_Required work_
Images excluded, repeat each entry below exactly.

[Items from a data source]
=======
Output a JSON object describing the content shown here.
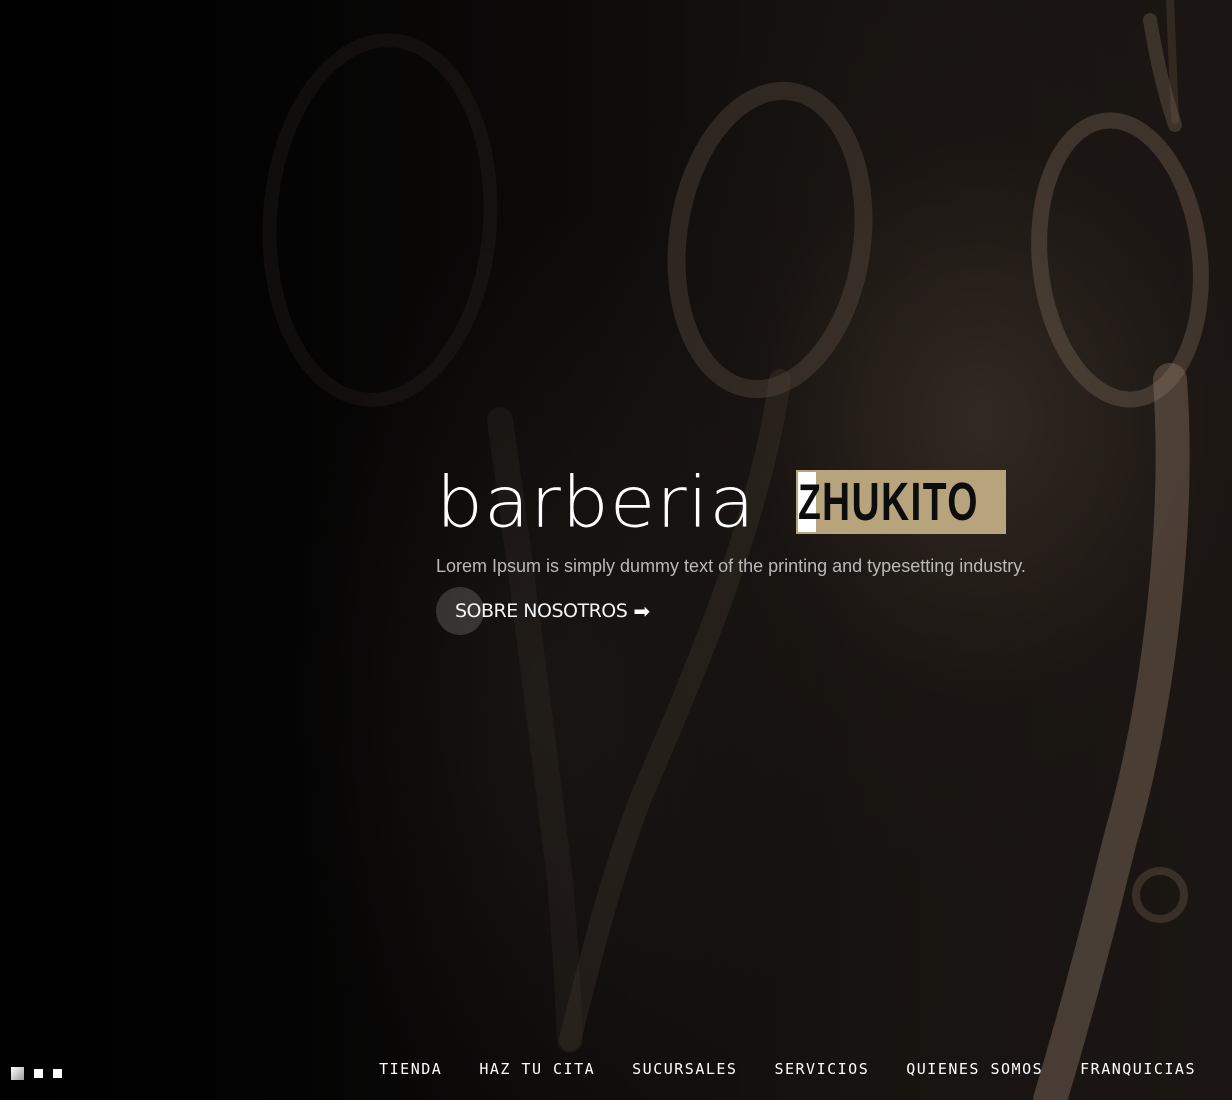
{
  "hero": {
    "title_word": "barberia",
    "logo_first_letter": "Z",
    "logo_rest": "HUKITO",
    "subtitle": "Lorem Ipsum is simply dummy text of the printing and typesetting industry.",
    "cta_label": "SOBRE NOSOTROS",
    "cta_icon": "arrow-right-icon",
    "logo_gold": "#b8a47c"
  },
  "slider": {
    "dots": [
      {
        "state": "active"
      },
      {
        "state": "inactive"
      },
      {
        "state": "inactive"
      }
    ]
  },
  "nav": {
    "items": [
      {
        "label": "TIENDA"
      },
      {
        "label": "HAZ TU CITA"
      },
      {
        "label": "SUCURSALES"
      },
      {
        "label": "SERVICIOS"
      },
      {
        "label": "QUIENES SOMOS"
      },
      {
        "label": "FRANQUICIAS"
      }
    ]
  }
}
=======
_Task solution_
Output a JSON object describing the content shown here.
{
  "hero": {
    "title_word": "barberia",
    "logo_first_letter": "Z",
    "logo_rest": "HUKITO",
    "subtitle": "Lorem Ipsum is simply dummy text of the printing and typesetting industry.",
    "cta_label": "SOBRE NOSOTROS",
    "cta_icon": "arrow-right-icon",
    "logo_gold": "#b8a47c"
  },
  "slider": {
    "dots": [
      {
        "state": "active"
      },
      {
        "state": "inactive"
      },
      {
        "state": "inactive"
      }
    ]
  },
  "nav": {
    "items": [
      {
        "label": "TIENDA"
      },
      {
        "label": "HAZ TU CITA"
      },
      {
        "label": "SUCURSALES"
      },
      {
        "label": "SERVICIOS"
      },
      {
        "label": "QUIENES SOMOS"
      },
      {
        "label": "FRANQUICIAS"
      }
    ]
  }
}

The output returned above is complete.